- [Written task] Write out, word for word, the passage of the forum post on ZipEntry.getSize that opens with the words containing "1. Roedy Green" and closes with "entry are 0.".

ZipEntry.getSize

Discussion in 'Java' started by Roedy Green, Sep 15, 2003.

  1. Roedy Green

    Roedy Green Guest

    I can create zip files that Winzip says are valid.
    All the lengths are there. They pass the test.

    I can read zip files that Winzip creates.

    However, I can't read zip files that I create in Java with
    ZipOutputSTream. It claims the lengths of each entry are 0.
    Is there some trick to making this work?

    Here is a slightly simplified version of what I am doing to create the
    zip:

    String elementName = "adir/afile.txt";
    ZipEntry entry = new ZipEntry( elementName );

    File elementFile = new File ( "adir/afile.txt" );
    entry.setTime( elementFile.getLastModified() );
    int fileLength = (int) elementFile.length();

    entry.setSize( fileLength );

    FileInputStream fis = new FileInputStream ( elementFile );
    byte[] wholeFile = new byte [ fileLength ];
    int bytesRead = fis.read( wholeFile, 0 /* offset */, fileLength
    );
    fis.close();

    // no need to setCRC, computed automatically.
    zip.putNextEntry( entry );

    zip.write( wholeFile, 0, fileLength );
    zip.closeEntry();

    I am getting the horrible feeling that ZipOutputstream is stupidly
    designed so that it is up to you to fill in fields like size, CRC,
    compressed size by ESP, otherwise only the summary at the end of the
    file is accurate.
    --
    Canadian Mind Products, Roedy Green.
    Coaching, problem solving, economical contract programming.
    See http://mindprod.com/jgloss/jgloss.html for The Java Glossary.

- [Data provided]
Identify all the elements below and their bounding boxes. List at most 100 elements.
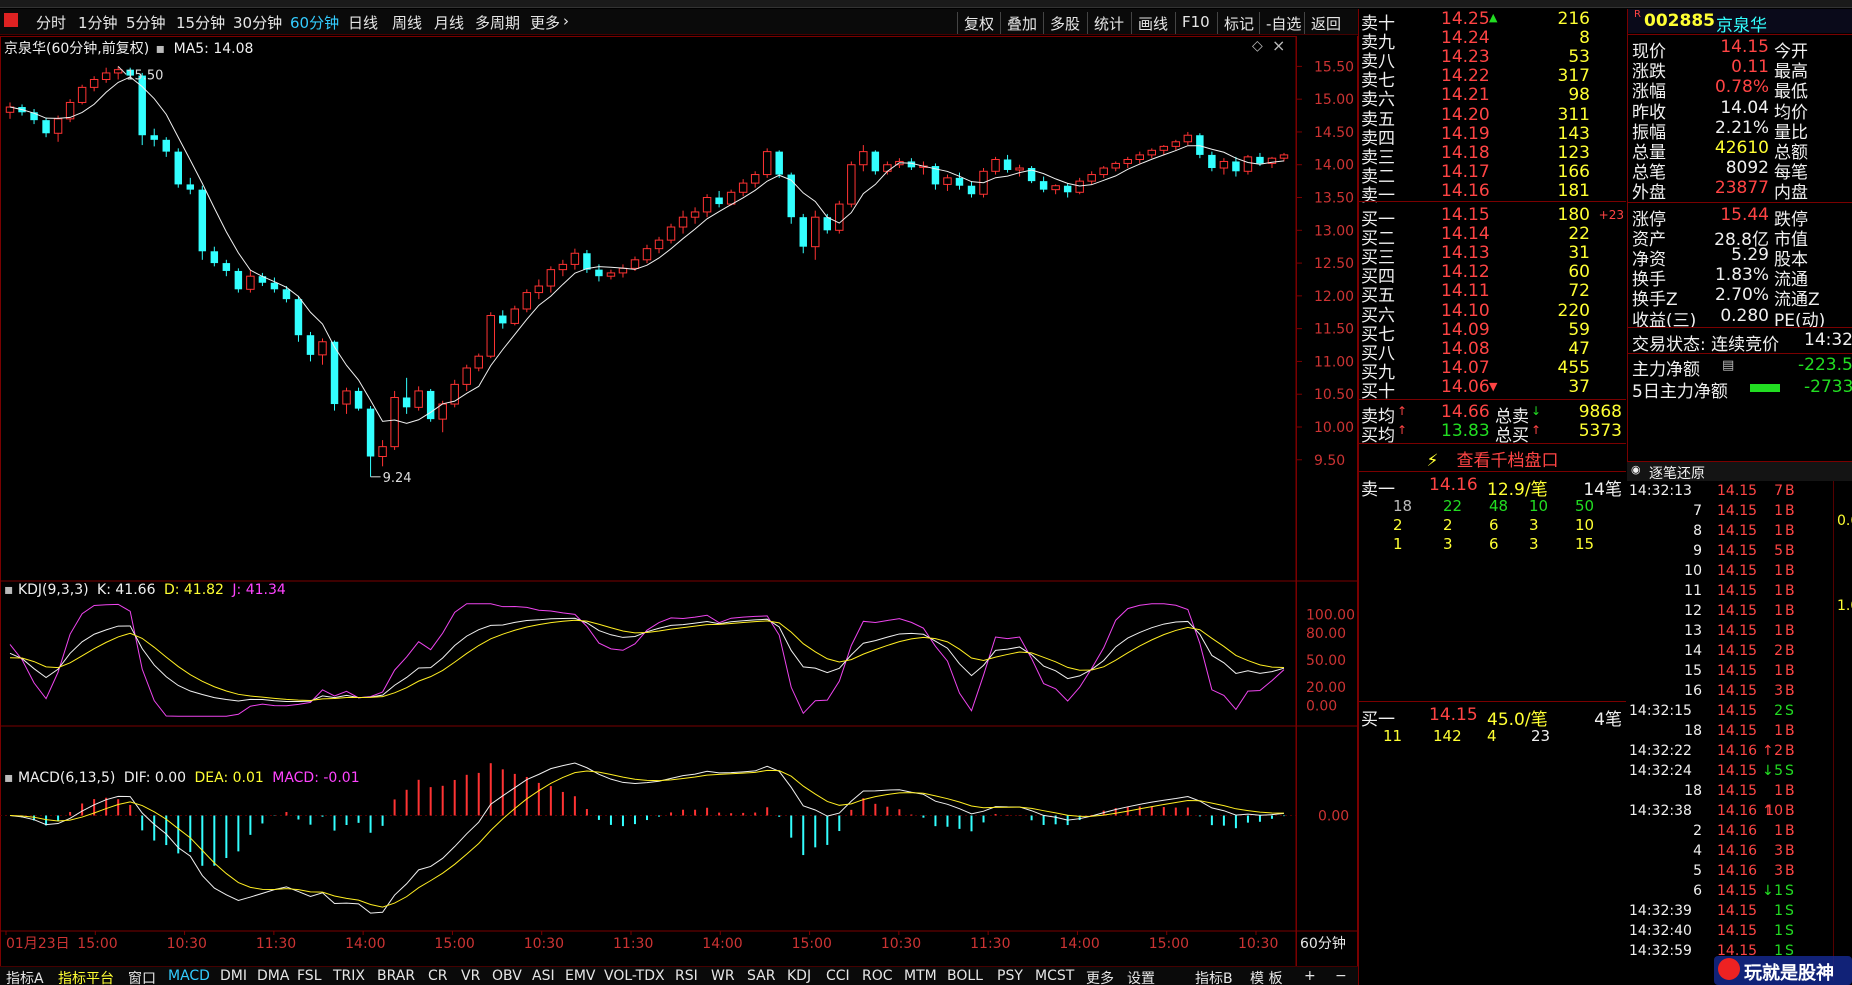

- [Solution to the exercise]
1. Roedy Green

    Roedy Green Guest

    I can create zip files that Winzip says are valid.
    All the lengths are there. They pass the test.

    I can read zip files that Winzip creates.

    However, I can't read zip files that I create in Java with
    ZipOutputSTream. It claims the lengths of each entry are 0.